**Saved entries**
________________________________________

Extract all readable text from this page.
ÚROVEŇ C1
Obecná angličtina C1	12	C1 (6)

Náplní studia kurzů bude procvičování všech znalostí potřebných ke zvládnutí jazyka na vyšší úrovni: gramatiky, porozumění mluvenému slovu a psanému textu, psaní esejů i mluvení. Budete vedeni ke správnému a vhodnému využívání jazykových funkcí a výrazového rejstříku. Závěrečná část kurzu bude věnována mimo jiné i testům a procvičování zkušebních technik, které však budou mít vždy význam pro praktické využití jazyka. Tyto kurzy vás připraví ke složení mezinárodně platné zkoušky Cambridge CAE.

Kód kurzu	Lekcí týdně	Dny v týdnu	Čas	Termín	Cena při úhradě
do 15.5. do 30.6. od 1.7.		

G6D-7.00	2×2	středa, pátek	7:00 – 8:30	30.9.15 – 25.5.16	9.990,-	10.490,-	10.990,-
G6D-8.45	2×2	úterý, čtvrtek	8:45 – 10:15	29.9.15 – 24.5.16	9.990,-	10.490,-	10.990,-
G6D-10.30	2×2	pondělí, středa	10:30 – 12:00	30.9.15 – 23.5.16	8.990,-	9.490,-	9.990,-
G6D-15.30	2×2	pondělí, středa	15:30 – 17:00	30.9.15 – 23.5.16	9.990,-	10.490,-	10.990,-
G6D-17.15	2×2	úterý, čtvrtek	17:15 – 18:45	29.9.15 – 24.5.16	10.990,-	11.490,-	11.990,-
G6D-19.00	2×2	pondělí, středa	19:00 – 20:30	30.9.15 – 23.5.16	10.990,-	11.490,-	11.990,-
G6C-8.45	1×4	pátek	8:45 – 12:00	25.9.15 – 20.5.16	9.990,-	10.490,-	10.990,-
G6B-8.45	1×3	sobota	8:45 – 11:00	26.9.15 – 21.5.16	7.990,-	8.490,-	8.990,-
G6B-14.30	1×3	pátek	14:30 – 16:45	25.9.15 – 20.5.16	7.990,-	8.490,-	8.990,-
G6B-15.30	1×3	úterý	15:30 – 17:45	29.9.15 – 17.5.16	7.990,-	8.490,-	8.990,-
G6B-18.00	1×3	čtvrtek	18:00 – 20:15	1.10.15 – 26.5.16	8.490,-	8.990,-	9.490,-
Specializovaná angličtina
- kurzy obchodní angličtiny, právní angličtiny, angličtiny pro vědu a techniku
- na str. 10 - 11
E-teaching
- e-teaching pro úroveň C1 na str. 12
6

________________________________________

**Task directions**
The records above should be restated word for word, please.

**Output below**
Extract all readable text from this page.
ÚROVEŇ C1
Obecná angličtina C1	12	C1 (6)

Náplní studia kurzů bude procvičování všech znalostí potřebných ke zvládnutí jazyka na vyšší úrovni: gramatiky, porozumění mluvenému slovu a psanému textu, psaní esejů i mluvení. Budete vedeni ke správnému a vhodnému využívání jazykových funkcí a výrazového rejstříku. Závěrečná část kurzu bude věnována mimo jiné i testům a procvičování zkušebních technik, které však budou mít vždy význam pro praktické využití jazyka. Tyto kurzy vás připraví ke složení mezinárodně platné zkoušky Cambridge CAE.

Kód kurzu	Lekcí týdně	Dny v týdnu	Čas	Termín	Cena při úhradě
do 15.5. do 30.6. od 1.7.		

G6D-7.00	2×2	středa, pátek	7:00 – 8:30	30.9.15 – 25.5.16	9.990,-	10.490,-	10.990,-
G6D-8.45	2×2	úterý, čtvrtek	8:45 – 10:15	29.9.15 – 24.5.16	9.990,-	10.490,-	10.990,-
G6D-10.30	2×2	pondělí, středa	10:30 – 12:00	30.9.15 – 23.5.16	8.990,-	9.490,-	9.990,-
G6D-15.30	2×2	pondělí, středa	15:30 – 17:00	30.9.15 – 23.5.16	9.990,-	10.490,-	10.990,-
G6D-17.15	2×2	úterý, čtvrtek	17:15 – 18:45	29.9.15 – 24.5.16	10.990,-	11.490,-	11.990,-
G6D-19.00	2×2	pondělí, středa	19:00 – 20:30	30.9.15 – 23.5.16	10.990,-	11.490,-	11.990,-
G6C-8.45	1×4	pátek	8:45 – 12:00	25.9.15 – 20.5.16	9.990,-	10.490,-	10.990,-
G6B-8.45	1×3	sobota	8:45 – 11:00	26.9.15 – 21.5.16	7.990,-	8.490,-	8.990,-
G6B-14.30	1×3	pátek	14:30 – 16:45	25.9.15 – 20.5.16	7.990,-	8.490,-	8.990,-
G6B-15.30	1×3	úterý	15:30 – 17:45	29.9.15 – 17.5.16	7.990,-	8.490,-	8.990,-
G6B-18.00	1×3	čtvrtek	18:00 – 20:15	1.10.15 – 26.5.16	8.490,-	8.990,-	9.490,-
Specializovaná angličtina
- kurzy obchodní angličtiny, právní angličtiny, angličtiny pro vědu a techniku
- na str. 10 - 11
E-teaching
- e-teaching pro úroveň C1 na str. 12
6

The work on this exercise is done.